» **Written request**: Read the lines that follow and pick out every one containing the word "triangle".

» **Data supplied**:
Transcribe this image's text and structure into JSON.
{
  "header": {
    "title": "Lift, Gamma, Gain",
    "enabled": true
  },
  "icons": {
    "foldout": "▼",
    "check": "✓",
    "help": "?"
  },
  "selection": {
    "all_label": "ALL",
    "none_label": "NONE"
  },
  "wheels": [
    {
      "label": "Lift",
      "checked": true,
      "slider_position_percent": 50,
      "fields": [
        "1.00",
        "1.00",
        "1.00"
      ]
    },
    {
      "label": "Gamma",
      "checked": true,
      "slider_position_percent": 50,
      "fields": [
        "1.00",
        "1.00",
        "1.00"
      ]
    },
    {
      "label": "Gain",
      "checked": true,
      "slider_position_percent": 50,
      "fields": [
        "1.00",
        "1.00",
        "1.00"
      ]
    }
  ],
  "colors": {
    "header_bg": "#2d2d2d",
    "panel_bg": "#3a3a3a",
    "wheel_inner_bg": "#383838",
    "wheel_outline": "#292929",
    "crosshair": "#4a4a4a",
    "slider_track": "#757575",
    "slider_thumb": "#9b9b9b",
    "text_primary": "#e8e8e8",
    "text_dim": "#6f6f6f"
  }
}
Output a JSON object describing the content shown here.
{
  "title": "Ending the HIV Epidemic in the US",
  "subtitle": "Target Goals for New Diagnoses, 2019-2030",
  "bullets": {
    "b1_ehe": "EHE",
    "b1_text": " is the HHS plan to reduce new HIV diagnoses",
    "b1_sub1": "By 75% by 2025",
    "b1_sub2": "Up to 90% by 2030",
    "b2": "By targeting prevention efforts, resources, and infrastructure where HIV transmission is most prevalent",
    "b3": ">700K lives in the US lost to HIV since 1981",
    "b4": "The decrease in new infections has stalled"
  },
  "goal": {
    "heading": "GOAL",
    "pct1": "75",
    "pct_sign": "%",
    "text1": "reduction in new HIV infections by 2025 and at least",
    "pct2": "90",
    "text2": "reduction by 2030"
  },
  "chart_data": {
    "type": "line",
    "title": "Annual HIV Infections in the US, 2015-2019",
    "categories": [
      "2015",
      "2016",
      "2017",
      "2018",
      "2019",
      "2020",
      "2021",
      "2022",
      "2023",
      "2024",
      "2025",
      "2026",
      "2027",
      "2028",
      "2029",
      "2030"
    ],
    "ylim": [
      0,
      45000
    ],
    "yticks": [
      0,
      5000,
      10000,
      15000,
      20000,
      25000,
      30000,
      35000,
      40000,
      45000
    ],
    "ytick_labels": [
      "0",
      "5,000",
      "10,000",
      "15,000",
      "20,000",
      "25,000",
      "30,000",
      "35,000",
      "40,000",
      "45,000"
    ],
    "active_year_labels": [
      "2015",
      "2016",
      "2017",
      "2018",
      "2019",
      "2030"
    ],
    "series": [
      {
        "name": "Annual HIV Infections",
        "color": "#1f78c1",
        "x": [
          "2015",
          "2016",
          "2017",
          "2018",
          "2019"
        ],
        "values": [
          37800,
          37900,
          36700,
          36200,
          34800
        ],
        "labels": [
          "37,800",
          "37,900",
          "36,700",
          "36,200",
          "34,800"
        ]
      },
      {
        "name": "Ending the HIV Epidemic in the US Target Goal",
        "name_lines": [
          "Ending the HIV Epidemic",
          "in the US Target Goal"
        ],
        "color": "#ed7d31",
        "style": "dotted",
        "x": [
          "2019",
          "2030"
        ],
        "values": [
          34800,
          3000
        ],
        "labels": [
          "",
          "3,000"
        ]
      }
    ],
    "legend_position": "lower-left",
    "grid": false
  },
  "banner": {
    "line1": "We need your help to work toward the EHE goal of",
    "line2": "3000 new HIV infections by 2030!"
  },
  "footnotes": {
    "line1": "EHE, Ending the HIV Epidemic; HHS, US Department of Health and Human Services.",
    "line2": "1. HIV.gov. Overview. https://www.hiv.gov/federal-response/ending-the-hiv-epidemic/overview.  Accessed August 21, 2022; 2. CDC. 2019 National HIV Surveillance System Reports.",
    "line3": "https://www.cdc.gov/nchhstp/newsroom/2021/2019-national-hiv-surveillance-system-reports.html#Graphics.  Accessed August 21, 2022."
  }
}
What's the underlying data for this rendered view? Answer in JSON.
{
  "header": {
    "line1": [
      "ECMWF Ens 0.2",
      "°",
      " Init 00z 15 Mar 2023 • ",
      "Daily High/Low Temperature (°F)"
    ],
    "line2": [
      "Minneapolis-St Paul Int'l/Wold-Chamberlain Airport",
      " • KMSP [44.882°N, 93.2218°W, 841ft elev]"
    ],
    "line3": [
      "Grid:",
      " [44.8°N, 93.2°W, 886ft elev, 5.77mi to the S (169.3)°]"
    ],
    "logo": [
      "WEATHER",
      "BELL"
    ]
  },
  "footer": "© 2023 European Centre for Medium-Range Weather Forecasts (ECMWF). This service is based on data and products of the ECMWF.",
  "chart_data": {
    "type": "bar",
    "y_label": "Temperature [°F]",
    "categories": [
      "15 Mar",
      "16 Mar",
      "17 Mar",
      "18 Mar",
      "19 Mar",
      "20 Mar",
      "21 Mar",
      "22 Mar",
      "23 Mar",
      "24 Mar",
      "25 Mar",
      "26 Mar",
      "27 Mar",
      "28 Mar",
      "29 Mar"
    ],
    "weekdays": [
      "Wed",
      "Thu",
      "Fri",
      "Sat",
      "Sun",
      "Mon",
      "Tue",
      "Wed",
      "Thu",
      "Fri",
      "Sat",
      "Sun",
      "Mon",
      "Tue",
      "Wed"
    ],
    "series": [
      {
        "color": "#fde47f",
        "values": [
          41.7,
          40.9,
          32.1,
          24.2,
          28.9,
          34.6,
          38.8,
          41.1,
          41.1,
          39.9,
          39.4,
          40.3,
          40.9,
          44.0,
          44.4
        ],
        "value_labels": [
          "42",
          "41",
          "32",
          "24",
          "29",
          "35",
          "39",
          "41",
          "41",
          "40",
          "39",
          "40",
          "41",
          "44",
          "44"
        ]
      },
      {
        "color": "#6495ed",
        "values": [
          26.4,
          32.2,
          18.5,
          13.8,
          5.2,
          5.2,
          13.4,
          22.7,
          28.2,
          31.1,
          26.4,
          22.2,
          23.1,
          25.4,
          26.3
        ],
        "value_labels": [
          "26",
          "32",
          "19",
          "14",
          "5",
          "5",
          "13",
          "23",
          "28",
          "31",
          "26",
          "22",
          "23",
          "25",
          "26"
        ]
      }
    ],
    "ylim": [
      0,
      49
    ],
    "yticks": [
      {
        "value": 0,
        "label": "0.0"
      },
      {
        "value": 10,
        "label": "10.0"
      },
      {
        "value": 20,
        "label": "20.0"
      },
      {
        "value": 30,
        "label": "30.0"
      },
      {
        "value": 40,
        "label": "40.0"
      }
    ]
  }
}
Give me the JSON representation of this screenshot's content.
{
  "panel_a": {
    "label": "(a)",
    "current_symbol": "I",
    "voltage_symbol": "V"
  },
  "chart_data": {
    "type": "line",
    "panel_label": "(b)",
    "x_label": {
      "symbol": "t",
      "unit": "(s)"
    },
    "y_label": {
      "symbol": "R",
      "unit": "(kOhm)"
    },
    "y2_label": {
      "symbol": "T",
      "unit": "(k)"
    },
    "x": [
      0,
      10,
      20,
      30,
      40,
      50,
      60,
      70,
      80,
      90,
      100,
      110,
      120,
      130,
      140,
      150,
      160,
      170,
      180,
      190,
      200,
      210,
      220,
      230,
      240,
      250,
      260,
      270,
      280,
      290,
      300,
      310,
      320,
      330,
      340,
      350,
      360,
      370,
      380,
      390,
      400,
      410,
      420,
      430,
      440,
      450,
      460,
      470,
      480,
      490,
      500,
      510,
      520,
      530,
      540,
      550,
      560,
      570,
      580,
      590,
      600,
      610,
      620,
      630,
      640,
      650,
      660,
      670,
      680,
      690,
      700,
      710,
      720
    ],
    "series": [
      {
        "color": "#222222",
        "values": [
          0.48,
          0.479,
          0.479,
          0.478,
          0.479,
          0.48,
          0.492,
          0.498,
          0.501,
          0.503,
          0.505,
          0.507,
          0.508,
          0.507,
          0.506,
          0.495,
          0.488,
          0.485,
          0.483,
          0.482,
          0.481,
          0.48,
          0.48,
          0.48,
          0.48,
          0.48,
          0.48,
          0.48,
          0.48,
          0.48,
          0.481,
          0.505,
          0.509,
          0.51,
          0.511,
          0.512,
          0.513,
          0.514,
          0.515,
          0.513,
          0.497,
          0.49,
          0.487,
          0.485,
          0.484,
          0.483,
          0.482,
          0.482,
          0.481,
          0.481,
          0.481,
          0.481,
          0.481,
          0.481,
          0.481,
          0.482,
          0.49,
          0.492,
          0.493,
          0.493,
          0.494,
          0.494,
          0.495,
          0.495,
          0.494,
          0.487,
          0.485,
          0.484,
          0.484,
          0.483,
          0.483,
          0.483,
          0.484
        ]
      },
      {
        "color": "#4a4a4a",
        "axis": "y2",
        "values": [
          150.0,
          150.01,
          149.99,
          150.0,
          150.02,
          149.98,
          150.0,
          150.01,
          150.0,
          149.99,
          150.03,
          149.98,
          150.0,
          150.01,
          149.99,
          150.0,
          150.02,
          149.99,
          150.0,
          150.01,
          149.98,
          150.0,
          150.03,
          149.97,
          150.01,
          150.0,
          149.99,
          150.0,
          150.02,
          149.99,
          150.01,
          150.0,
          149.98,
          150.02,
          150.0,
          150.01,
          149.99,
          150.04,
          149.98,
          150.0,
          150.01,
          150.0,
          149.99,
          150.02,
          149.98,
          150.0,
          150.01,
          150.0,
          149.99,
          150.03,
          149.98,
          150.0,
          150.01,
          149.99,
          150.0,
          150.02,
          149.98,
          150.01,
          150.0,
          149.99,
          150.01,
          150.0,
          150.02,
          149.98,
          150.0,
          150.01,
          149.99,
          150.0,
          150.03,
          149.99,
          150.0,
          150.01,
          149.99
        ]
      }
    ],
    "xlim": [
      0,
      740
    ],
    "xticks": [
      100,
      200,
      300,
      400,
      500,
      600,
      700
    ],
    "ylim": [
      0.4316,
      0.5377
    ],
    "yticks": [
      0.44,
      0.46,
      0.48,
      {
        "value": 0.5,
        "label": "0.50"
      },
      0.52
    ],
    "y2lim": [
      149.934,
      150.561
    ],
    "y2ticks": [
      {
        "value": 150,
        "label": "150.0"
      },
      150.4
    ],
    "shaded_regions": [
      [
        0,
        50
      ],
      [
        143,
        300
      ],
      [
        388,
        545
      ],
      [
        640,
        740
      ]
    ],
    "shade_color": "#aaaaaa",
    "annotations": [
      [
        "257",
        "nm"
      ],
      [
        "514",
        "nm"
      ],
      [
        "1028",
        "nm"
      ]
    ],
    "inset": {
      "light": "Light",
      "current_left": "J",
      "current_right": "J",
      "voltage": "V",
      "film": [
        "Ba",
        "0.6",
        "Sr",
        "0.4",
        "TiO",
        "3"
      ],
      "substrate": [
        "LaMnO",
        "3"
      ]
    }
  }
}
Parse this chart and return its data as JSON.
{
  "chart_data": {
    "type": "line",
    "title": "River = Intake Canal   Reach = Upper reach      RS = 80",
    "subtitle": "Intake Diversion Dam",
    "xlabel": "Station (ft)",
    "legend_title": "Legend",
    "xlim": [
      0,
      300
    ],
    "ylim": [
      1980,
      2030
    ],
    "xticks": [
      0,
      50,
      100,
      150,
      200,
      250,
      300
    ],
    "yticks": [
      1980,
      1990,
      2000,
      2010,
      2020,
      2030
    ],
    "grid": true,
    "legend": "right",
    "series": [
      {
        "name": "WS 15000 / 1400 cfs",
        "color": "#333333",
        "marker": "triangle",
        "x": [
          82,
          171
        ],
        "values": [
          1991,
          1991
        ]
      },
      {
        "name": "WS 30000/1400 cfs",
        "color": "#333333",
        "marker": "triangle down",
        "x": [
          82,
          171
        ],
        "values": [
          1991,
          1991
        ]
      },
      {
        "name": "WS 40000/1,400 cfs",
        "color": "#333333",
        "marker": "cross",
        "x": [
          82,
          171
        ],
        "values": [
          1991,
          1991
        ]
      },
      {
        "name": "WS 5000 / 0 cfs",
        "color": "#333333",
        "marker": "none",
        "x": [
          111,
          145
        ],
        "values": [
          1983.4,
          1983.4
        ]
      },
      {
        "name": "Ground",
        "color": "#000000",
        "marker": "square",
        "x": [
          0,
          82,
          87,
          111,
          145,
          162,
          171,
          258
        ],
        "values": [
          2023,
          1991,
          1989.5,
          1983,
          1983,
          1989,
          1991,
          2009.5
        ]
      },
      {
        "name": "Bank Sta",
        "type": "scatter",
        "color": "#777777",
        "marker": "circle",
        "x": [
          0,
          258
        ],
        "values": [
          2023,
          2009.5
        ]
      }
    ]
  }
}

» **Answer**:
        "marker": "triangle",
        "marker": "triangle down",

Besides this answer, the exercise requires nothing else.